Copy each line where the word "ทยาล" occurs.
** START **
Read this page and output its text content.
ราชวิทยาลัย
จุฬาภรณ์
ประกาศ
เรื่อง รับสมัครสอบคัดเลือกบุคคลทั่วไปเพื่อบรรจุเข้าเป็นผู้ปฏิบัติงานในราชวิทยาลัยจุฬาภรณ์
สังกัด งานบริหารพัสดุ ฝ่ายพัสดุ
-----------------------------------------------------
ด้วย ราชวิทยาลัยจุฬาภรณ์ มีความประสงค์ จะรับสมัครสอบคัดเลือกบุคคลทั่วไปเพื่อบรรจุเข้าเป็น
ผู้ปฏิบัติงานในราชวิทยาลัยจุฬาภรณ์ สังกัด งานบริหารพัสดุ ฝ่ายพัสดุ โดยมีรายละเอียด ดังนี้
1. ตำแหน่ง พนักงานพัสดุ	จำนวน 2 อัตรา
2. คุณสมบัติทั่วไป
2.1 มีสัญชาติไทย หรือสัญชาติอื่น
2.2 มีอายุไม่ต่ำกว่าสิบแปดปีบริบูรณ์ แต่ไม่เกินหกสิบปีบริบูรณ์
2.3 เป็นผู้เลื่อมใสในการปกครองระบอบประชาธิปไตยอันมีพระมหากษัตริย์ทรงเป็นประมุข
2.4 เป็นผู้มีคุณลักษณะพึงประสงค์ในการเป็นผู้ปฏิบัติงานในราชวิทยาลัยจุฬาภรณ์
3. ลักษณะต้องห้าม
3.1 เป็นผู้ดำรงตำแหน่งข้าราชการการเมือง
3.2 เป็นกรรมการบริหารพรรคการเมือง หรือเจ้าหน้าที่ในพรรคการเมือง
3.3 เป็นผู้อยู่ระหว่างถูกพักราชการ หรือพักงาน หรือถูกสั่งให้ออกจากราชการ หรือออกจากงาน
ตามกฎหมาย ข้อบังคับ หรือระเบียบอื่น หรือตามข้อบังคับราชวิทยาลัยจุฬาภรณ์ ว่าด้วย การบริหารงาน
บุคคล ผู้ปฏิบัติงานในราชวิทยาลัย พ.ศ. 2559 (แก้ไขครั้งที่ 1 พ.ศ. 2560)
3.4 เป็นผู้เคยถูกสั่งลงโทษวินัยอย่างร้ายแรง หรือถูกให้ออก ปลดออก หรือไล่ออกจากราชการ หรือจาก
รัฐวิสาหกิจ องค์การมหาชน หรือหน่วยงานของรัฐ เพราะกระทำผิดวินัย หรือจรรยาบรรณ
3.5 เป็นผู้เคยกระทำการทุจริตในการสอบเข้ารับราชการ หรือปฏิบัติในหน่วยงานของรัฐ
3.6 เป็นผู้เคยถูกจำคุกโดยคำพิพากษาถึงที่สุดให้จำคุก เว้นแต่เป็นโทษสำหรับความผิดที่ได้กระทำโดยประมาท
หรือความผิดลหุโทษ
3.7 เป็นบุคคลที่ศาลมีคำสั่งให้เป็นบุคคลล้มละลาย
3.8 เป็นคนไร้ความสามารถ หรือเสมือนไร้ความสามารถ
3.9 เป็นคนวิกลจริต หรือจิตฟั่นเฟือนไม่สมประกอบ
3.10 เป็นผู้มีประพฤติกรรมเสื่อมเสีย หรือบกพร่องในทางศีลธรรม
** END **
* **The completed task**:
ราชวิทยาลัย
เรื่อง รับสมัครสอบคัดเลือกบุคคลทั่วไปเพื่อบรรจุเข้าเป็นผู้ปฏิบัติงานในราชวิทยาลัยจุฬาภรณ์
ด้วย ราชวิทยาลัยจุฬาภรณ์ มีความประสงค์ จะรับสมัครสอบคัดเลือกบุคคลทั่วไปเพื่อบรรจุเข้าเป็น
ผู้ปฏิบัติงานในราชวิทยาลัยจุฬาภรณ์ สังกัด งานบริหารพัสดุ ฝ่ายพัสดุ โดยมีรายละเอียด ดังนี้
2.4 เป็นผู้มีคุณลักษณะพึงประสงค์ในการเป็นผู้ปฏิบัติงานในราชวิทยาลัยจุฬาภรณ์
ตามกฎหมาย ข้อบังคับ หรือระเบียบอื่น หรือตามข้อบังคับราชวิทยาลัยจุฬาภรณ์ ว่าด้วย การบริหารงาน
บุคคล ผู้ปฏิบัติงานในราชวิทยาลัย พ.ศ. 2559 (แก้ไขครั้งที่ 1 พ.ศ. 2560)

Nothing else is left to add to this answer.